··· TEXTO FORNECIDO

Queria tratar a situação com o máximo de cuidado e consideração, porque é algo com que as pessoas ainda lidam todos os dias. Senti a responsabilidade de tratar bem o assunto, mas também fiquei muito entusiasmada por poder abordá-lo através das lentes da comunidade latina. É um assunto delicado e desafiador, porque tem peso em muitas gerações, mas acredito que, como o cabelo é algo com que muitos de nós temos de lidar, foi um bom ponto de partida para explorar algumas das situações e problemas mais pesados discutidos no livro.
Em um momento em que sente o peso do preconceito e da solidão, a protagonista conta com a ajuda da tia e de uma amiga. Como você enxerga a rede familiar na construção da autoestima das crianças?
Acho que família e comunidade são tudo na promoção de uma autoestima saudável. É muito importante que uma criança sinta que tem recursos e apoio, porque quando somos mais novos nem sempre nos sentimos confortáveis em compartilhar todas as inseguranças e problemas com os nossos pais. Ter outros adultos e amigos confiáveis e responsáveis em quem se apoiar pode fazer toda a diferença.
Qual foi a sensação de Frizzy ter ganhado o Eisner Awards, considerado o Oscar dos quadrinhos?
Foi uma grande surpresa e honra para mim e para Rose! Nunca imaginamos ganhar algo tão prestigiado pela nossa primeira história em quadrinhos, mas acho que continuamos muito grates!
Como foi pensar e trabalhar nas ilustrações com Rose Bousamra?
Rose é ume ilustradore muito talentose, tive muita sorte de poder trabalhar com elu. Sem a arte, uma história em quadrinhos não pode existir, e embora eu tenha levado alguns meses para escrever Frizzy, Rose levou mais de dois anos para ilustrá-la. Serei eternamente grata pelo trabalho e cuidado incríveis que trouxe para este projeto. E posso dizer que estou animada porque trabalharemos juntes novamente no futuro!
Que livro você gostaria de ter lido na infância e/ou juventude?
Hoje existem tantos livros que eu gostaria de ter lido quando era criança, e Frizzy é um deles! Se eu tivesse lido um livro que me dissesse que meu cabelo cacheado era lindo, teria me poupado muitos anos da jornada que foi descobrir isso sozinha. Além disso, acho que os livros de Zoraida Cordova, Daniel Jose Older, Angie Thomas, Dhonielle Clayton, bem como os livros para jovens do ensino médio de Kalynn Bayron e Karen Strong definitivamente estariam entre os meus favoritos quando criança.
Como podemos incentivar o hábito de leitura nas crianças e jovens leitores?

······
··· MATERIAL APRESENTADO

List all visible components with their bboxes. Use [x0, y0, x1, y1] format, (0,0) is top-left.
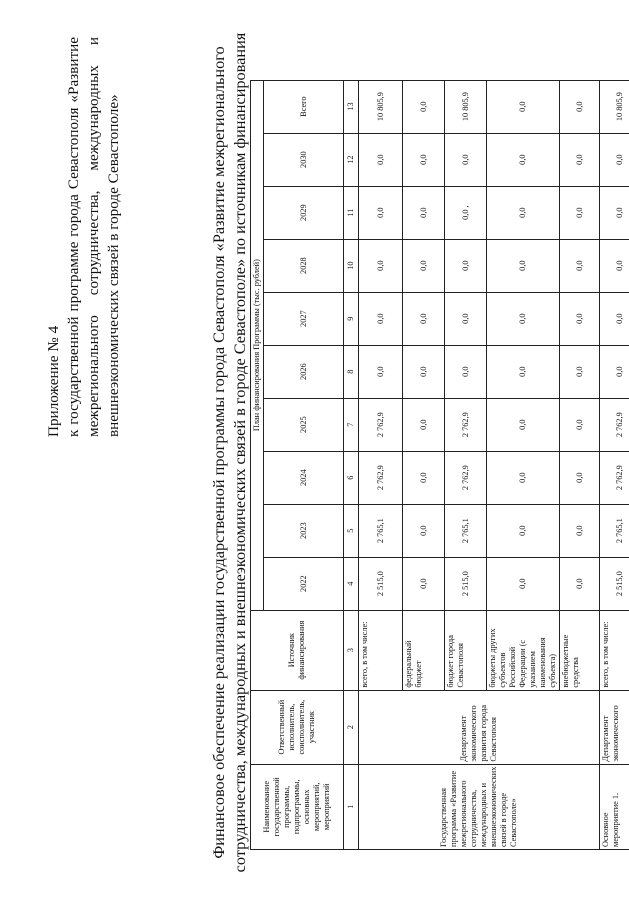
value-cell: 0,0 [403, 186, 445, 239]
value-cell: 0,0 [403, 398, 445, 451]
header-year: 2029 [264, 186, 344, 239]
header-year: 2027 [264, 292, 344, 345]
value-cell: 0,0 [560, 345, 600, 398]
header-total: Всего [264, 80, 344, 133]
value-cell: 0,0 [403, 345, 445, 398]
header-year: 2028 [264, 239, 344, 292]
column-number: 7 [344, 398, 359, 451]
value-cell: 2 515,0 [445, 557, 487, 610]
value-cell: 2 762,9 [600, 451, 629, 504]
measure-executor: Департамент экономического [600, 690, 629, 764]
value-cell: 0,0 [403, 557, 445, 610]
value-cell: 0,0 [487, 345, 560, 398]
column-number: 9 [344, 292, 359, 345]
value-cell: 0,0 [445, 292, 487, 345]
source-cell: бюджеты других субъектов Российской Федерации (с указанием наименования субъекта) [487, 610, 560, 690]
table-row [600, 80, 629, 849]
header-name: Наименование государственной программы, подпрограммы, основных мероприятий, мероприятий [251, 764, 344, 849]
value-cell: 2 762,9 [445, 398, 487, 451]
value-cell: 0,0 [487, 557, 560, 610]
value-cell: 0,0 [487, 133, 560, 186]
column-numbers-row [344, 80, 359, 849]
value-cell: 0,0 [403, 451, 445, 504]
column-number: 2 [344, 690, 359, 764]
header-source: Источник финансирования [251, 610, 344, 690]
value-cell: 0,0 [359, 292, 403, 345]
value-cell: 2 765,1 [600, 504, 629, 557]
column-number: 13 [344, 80, 359, 133]
value-cell: 0,0 [359, 186, 403, 239]
value-cell: 0,0 [403, 504, 445, 557]
value-cell: 0,0 [487, 398, 560, 451]
value-cell: 0,0 [487, 186, 560, 239]
value-cell: 10 805,9 [445, 80, 487, 133]
value-cell: 0,0 [600, 345, 629, 398]
column-number: 3 [344, 610, 359, 690]
measure-name: Основное мероприятие 1. [600, 764, 629, 849]
column-number: 10 [344, 239, 359, 292]
value-cell: 0,0 [560, 292, 600, 345]
value-cell: 0,0 [487, 504, 560, 557]
value-cell: 2 762,9 [445, 451, 487, 504]
column-number: 4 [344, 557, 359, 610]
header-year: 2024 [264, 451, 344, 504]
value-cell: 0,0 [600, 292, 629, 345]
value-cell: 0,0 [600, 186, 629, 239]
header-year: 2026 [264, 345, 344, 398]
value-cell: 0,0 [560, 239, 600, 292]
source-cell: всего, в том числе: [600, 610, 629, 690]
value-cell: 0,0 [359, 133, 403, 186]
header-plan: План финансирования Программы (тыс. рублей) [251, 80, 264, 610]
value-cell: 2 515,0 [600, 557, 629, 610]
value-cell: 0,0 [445, 133, 487, 186]
value-cell: 0,0 [403, 80, 445, 133]
value-cell: 0,0 [487, 451, 560, 504]
value-cell: 2 765,1 [445, 504, 487, 557]
value-cell: 0,0 [560, 451, 600, 504]
column-number: 11 [344, 186, 359, 239]
column-number: 1 [344, 764, 359, 849]
column-number: 5 [344, 504, 359, 557]
value-cell: 0,0 [445, 239, 487, 292]
value-cell: 10 805,9 [600, 80, 629, 133]
header-year: 2023 [264, 504, 344, 557]
appendix-title: Приложение № 4 [45, 325, 62, 437]
value-cell: 2 762,9 [359, 398, 403, 451]
value-cell: 0,0 [403, 133, 445, 186]
value-cell: 0,0 [600, 133, 629, 186]
header-year: 2025 [264, 398, 344, 451]
value-cell: 0,0 [487, 80, 560, 133]
appendix-block [44, 37, 124, 437]
value-cell: 0,0 [560, 557, 600, 610]
value-cell: 0,0 [487, 292, 560, 345]
value-cell: 0,0 [560, 398, 600, 451]
header-year: 2022 [264, 557, 344, 610]
value-cell: 0,0 [560, 133, 600, 186]
value-cell: 0,0 [359, 239, 403, 292]
value-cell: 2 762,9 [600, 398, 629, 451]
program-executor: Департамент экономического развития города Севастополя [359, 690, 600, 764]
source-cell: всего, в том числе: [359, 610, 403, 690]
value-cell: 2 762,9 [359, 451, 403, 504]
value-cell: 0,0 [560, 80, 600, 133]
value-cell: 0,0 [359, 345, 403, 398]
value-cell: 0,0 [560, 504, 600, 557]
program-name: Государственная программа «Развитие межрегионального сотрудничества, международных и внешнеэкономических связей в городе Севастополе» [359, 764, 600, 849]
source-cell: федеральный бюджет [403, 610, 445, 690]
value-cell: 0,0 [487, 239, 560, 292]
value-cell: 2 515,0 [359, 557, 403, 610]
document-heading: Финансовое обеспечение реализации государственной программы города Севастополя «Развитие межрегионального сотрудничества, международных и внешнеэкономических связей в городе Севастополе» по источникам финансирования [209, 32, 249, 873]
value-cell: 10 805,9 [359, 80, 403, 133]
value-cell: 0,0 [600, 239, 629, 292]
appendix-text: к государственной программе города Севастополя «Развитие межрегионального сотрудничества, международных и внешнеэкономических связей в городе Севастополе» [65, 37, 122, 437]
column-number: 6 [344, 451, 359, 504]
header-executor: Ответственный исполнитель, соисполнитель, участник [251, 690, 344, 764]
financing-table [250, 80, 629, 850]
value-cell: 2 765,1 [359, 504, 403, 557]
value-cell: 0,0 [403, 239, 445, 292]
header-year: 2030 [264, 133, 344, 186]
value-cell: 0,0 , [445, 186, 487, 239]
source-cell: внебюджетные средства [560, 610, 600, 690]
value-cell: 0,0 [445, 345, 487, 398]
column-number: 8 [344, 345, 359, 398]
value-cell: 0,0 [560, 186, 600, 239]
value-cell: 0,0 [403, 292, 445, 345]
source-cell: бюджет города Севастополя [445, 610, 487, 690]
column-number: 12 [344, 133, 359, 186]
table-row [359, 80, 403, 849]
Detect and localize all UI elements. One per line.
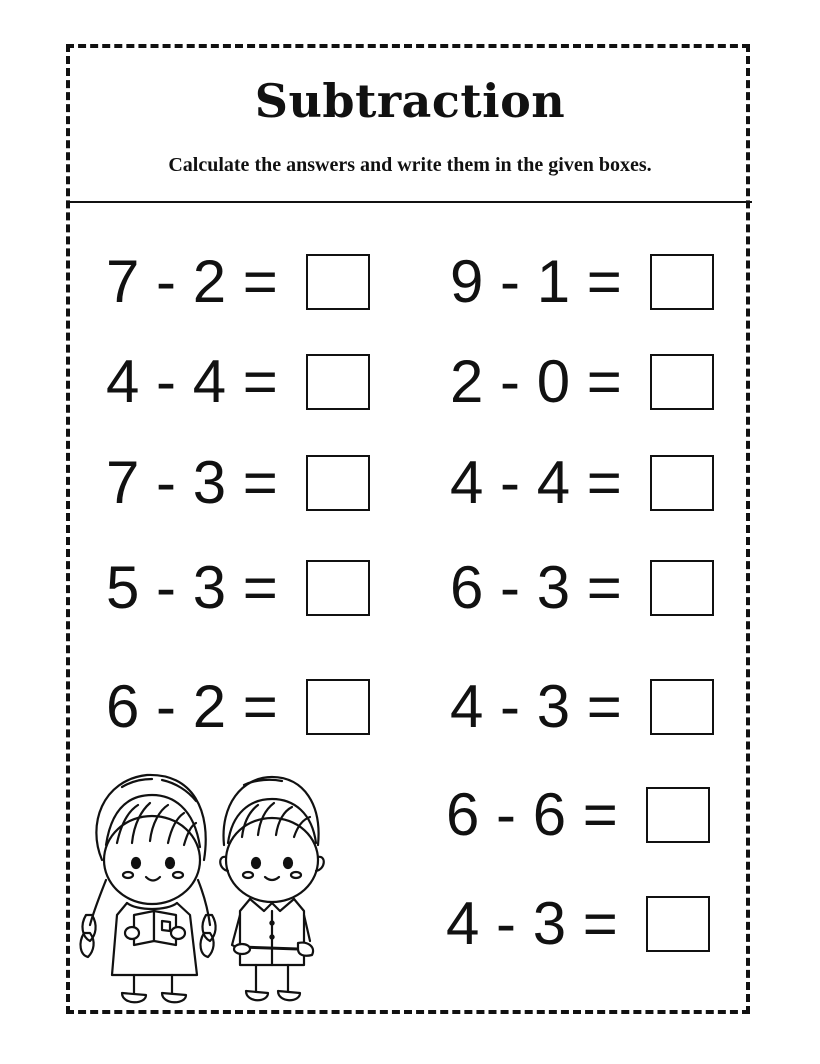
problem-expression: 6 - 6 = xyxy=(446,781,618,848)
problem-right-3 xyxy=(450,449,714,516)
answer-box[interactable] xyxy=(650,679,714,735)
problem-left-4 xyxy=(106,554,370,621)
boy-figure xyxy=(220,777,324,1000)
problem-expression: 6 - 2 = xyxy=(106,673,278,740)
problem-right-4 xyxy=(450,554,714,621)
problem-expression: 4 - 4 = xyxy=(106,348,278,415)
problem-expression: 6 - 3 = xyxy=(450,554,622,621)
answer-box[interactable] xyxy=(306,679,370,735)
answer-box[interactable] xyxy=(650,455,714,511)
problem-right-5 xyxy=(450,673,714,740)
answer-box[interactable] xyxy=(650,560,714,616)
problem-left-3 xyxy=(106,449,370,516)
answer-box[interactable] xyxy=(650,254,714,310)
answer-box[interactable] xyxy=(306,560,370,616)
problem-expression: 7 - 2 = xyxy=(106,248,278,315)
problem-left-2 xyxy=(106,348,370,415)
problem-expression: 4 - 4 = xyxy=(450,449,622,516)
answer-box[interactable] xyxy=(646,787,710,843)
two-kids-reading-illustration xyxy=(72,765,332,1015)
problem-left-5 xyxy=(106,673,370,740)
header-divider xyxy=(70,201,752,203)
problem-right-7 xyxy=(446,890,710,957)
problem-expression: 9 - 1 = xyxy=(450,248,622,315)
problem-expression: 4 - 3 = xyxy=(446,890,618,957)
problem-right-2 xyxy=(450,348,714,415)
problem-expression: 4 - 3 = xyxy=(450,673,622,740)
problem-expression: 2 - 0 = xyxy=(450,348,622,415)
problem-right-6 xyxy=(446,781,710,848)
answer-box[interactable] xyxy=(306,254,370,310)
girl-figure xyxy=(81,775,216,1002)
instructions-text: Calculate the answers and write them in the given boxes. xyxy=(168,154,652,176)
problem-expression: 7 - 3 = xyxy=(106,449,278,516)
problem-expression: 5 - 3 = xyxy=(106,554,278,621)
problem-right-1 xyxy=(450,248,714,315)
answer-box[interactable] xyxy=(306,354,370,410)
page-title: Subtraction xyxy=(254,74,566,128)
answer-box[interactable] xyxy=(650,354,714,410)
problem-left-1 xyxy=(106,248,370,315)
answer-box[interactable] xyxy=(306,455,370,511)
answer-box[interactable] xyxy=(646,896,710,952)
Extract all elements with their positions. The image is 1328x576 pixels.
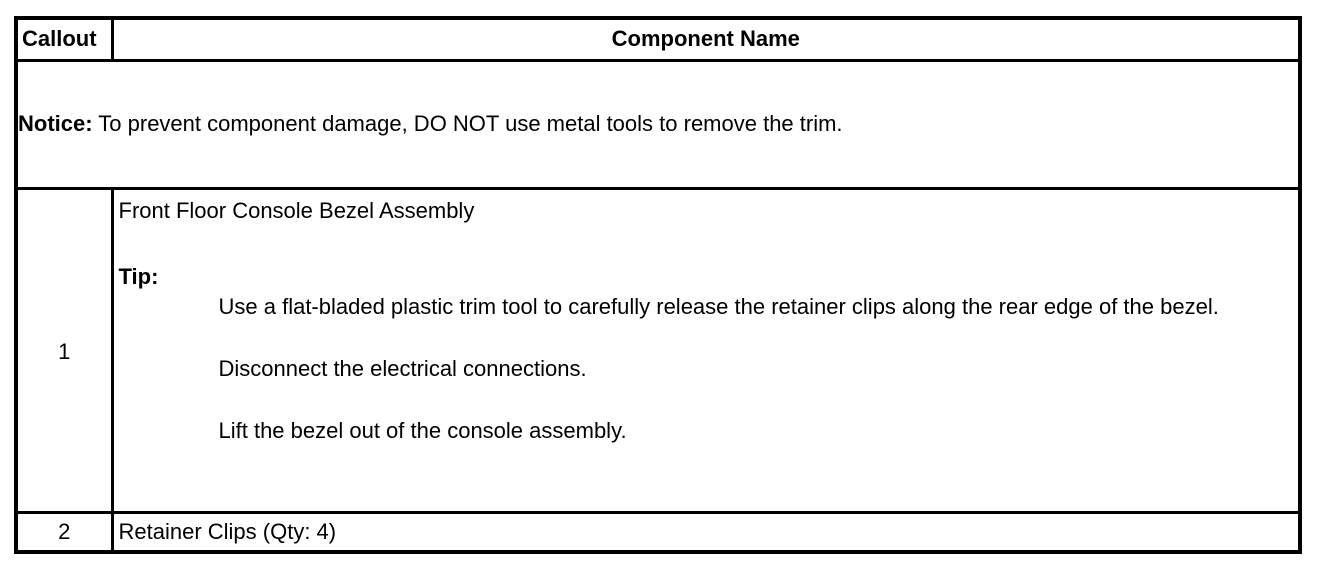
table-row — [16, 188, 1300, 512]
callout-column-header: Callout — [16, 18, 112, 60]
tip-step: Disconnect the electrical connections. — [218, 355, 587, 381]
table-header-row — [16, 18, 1300, 60]
component-table — [14, 16, 1302, 554]
notice-cell — [16, 60, 1300, 188]
notice-row — [16, 60, 1300, 188]
tip-steps-list — [119, 292, 1291, 446]
component-name: Retainer Clips (Qty: 4) — [112, 512, 1300, 552]
tip-step: Lift the bezel out of the console assembly. — [218, 417, 627, 443]
callout-number: 2 — [16, 512, 112, 552]
component-name: Front Floor Console Bezel Assembly — [118, 197, 475, 223]
component-name-column-header: Component Name — [112, 18, 1300, 60]
table-row — [16, 512, 1300, 552]
tip-label: Tip: — [118, 263, 159, 289]
tip-step: Use a flat-bladed plastic trim tool to carefully release the retainer clips along the rear edge of the bezel. — [218, 293, 1219, 319]
notice-text: To prevent component damage, DO NOT use metal tools to remove the trim. — [98, 111, 843, 136]
callout-number: 1 — [16, 188, 112, 512]
component-cell — [112, 188, 1300, 512]
notice-label: Notice: — [18, 111, 93, 136]
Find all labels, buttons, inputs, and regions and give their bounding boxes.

······

### TAREFAS:
1. Quais autores são citados na entrevista sobre Frizzy como nomes cujos livros estariam entre os favoritos de infância de quem responde?
2. Segundo a entrevista sobre Frizzy, quanto tempo Rose Bousamra levou para ilustrar o livro?

### RESPOSTAS POR TAREFA:
1. Zoraida Cordova, Daniel Jose Older, Angie Thomas, Dhonielle Clayton, Kalynn Bayron e Karen Strong.

2. Mais de dois anos.